**What this task involves**
Answer with one number only: the number of lines that contain "Classic".

**Listed records**
......
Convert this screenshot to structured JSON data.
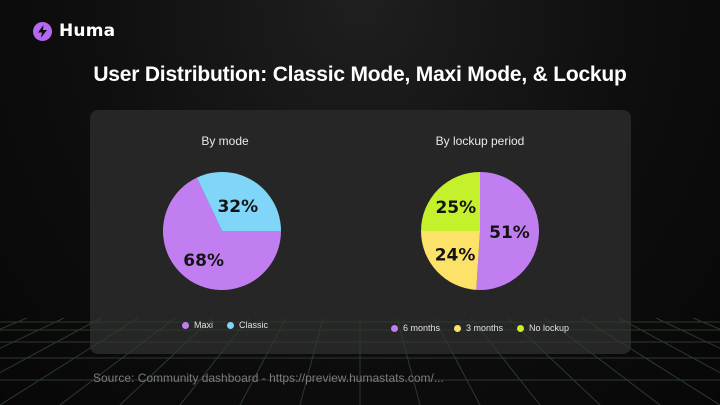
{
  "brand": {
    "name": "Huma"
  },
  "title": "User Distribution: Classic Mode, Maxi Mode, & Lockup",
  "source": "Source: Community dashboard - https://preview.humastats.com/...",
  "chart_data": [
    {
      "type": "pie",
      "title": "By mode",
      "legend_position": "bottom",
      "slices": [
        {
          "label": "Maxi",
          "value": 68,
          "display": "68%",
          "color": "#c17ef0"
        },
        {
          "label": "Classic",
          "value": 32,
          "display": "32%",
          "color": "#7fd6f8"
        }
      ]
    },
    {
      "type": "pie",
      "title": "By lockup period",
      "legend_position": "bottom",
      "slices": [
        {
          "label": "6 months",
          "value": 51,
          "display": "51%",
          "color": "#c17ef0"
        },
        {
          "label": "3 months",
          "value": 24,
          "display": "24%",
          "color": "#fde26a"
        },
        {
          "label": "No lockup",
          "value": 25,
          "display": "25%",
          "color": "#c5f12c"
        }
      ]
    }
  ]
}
......
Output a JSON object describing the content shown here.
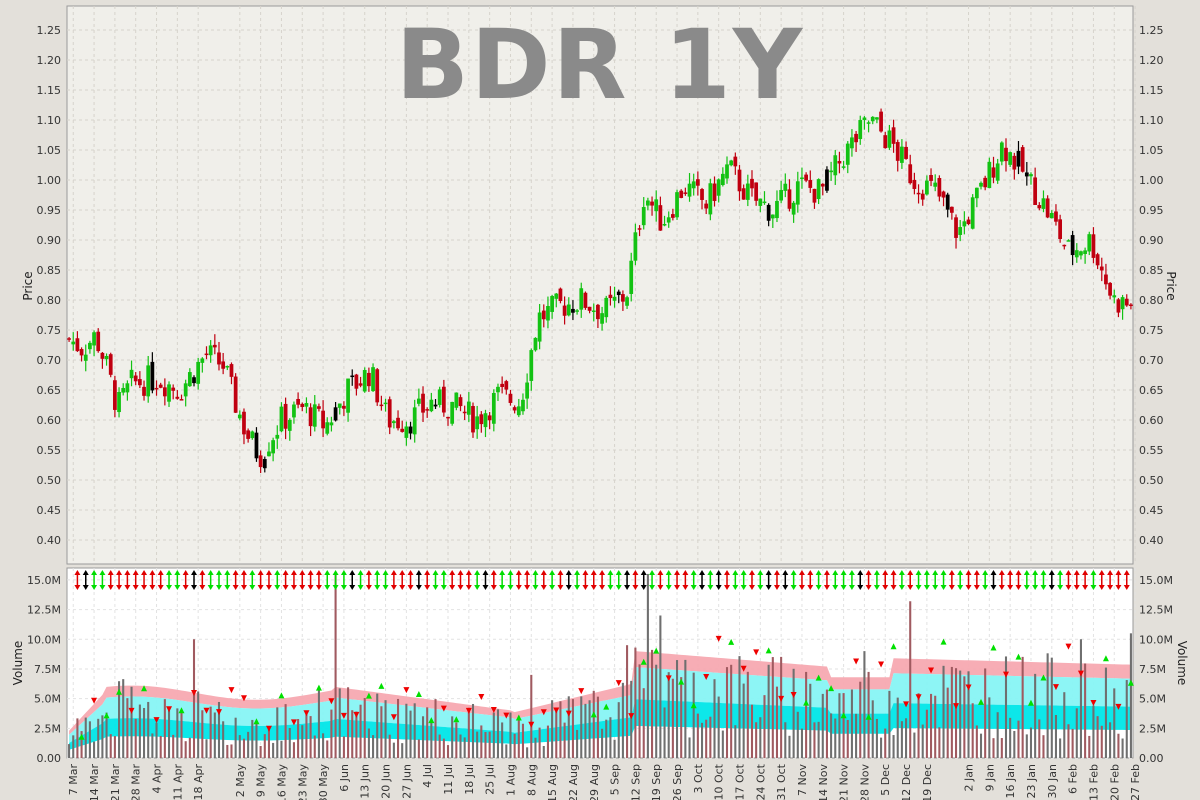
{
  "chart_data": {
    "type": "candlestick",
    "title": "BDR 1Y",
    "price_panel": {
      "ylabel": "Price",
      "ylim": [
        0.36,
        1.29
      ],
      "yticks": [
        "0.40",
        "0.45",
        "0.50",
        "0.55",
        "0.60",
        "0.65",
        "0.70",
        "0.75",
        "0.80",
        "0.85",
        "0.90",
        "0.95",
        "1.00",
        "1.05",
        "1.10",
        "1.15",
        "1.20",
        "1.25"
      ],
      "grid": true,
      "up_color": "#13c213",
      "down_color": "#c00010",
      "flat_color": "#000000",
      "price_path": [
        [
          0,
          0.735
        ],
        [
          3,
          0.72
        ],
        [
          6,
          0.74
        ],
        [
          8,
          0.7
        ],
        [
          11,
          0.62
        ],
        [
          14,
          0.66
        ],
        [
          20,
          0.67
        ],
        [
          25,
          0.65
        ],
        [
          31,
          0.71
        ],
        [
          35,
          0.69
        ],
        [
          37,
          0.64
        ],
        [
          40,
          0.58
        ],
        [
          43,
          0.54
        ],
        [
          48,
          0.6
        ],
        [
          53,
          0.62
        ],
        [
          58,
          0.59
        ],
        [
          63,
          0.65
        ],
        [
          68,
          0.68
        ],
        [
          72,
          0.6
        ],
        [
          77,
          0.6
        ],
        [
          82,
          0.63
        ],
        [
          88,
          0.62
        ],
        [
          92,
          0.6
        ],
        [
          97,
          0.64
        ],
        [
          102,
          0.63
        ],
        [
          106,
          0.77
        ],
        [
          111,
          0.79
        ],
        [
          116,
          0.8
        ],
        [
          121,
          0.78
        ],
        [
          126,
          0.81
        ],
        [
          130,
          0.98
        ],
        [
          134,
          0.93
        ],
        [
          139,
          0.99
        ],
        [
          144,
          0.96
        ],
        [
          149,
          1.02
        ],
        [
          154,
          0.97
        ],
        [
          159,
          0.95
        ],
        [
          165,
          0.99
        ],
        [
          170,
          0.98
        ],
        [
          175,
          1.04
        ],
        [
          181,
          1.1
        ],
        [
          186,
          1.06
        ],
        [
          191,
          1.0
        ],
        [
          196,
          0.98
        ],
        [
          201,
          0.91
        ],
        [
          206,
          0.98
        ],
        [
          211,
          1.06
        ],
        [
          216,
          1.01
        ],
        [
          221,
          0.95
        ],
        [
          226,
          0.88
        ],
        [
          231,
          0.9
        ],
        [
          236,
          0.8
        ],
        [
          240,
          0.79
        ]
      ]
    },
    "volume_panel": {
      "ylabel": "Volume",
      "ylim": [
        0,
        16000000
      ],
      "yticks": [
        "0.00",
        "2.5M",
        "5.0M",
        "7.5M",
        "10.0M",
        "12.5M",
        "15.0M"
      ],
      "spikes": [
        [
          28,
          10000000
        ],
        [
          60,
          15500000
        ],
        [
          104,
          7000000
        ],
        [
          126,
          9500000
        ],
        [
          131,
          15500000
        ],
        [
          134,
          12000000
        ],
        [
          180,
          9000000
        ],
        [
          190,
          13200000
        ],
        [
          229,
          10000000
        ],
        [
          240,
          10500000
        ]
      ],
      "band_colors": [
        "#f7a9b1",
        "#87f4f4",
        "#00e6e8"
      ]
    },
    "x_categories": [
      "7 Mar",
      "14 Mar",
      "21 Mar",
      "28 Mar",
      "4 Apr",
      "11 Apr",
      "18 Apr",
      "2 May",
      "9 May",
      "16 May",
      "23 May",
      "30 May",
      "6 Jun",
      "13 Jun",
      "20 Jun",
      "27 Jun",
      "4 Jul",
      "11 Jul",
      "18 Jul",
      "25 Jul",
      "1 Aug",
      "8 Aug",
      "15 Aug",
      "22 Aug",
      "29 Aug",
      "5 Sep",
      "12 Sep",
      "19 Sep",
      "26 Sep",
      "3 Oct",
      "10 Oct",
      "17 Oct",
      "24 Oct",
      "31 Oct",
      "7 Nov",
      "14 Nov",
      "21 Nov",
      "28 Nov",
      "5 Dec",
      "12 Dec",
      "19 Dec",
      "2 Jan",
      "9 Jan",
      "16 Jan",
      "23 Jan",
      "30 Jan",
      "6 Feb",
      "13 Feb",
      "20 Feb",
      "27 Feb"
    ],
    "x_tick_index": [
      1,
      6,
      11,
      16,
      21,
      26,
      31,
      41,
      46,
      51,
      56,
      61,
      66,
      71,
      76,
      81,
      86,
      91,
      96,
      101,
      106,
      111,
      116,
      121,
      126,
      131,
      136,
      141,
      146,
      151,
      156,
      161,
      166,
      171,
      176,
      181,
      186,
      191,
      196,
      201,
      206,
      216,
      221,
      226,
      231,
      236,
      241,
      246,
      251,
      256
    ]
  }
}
......
**Final result**
2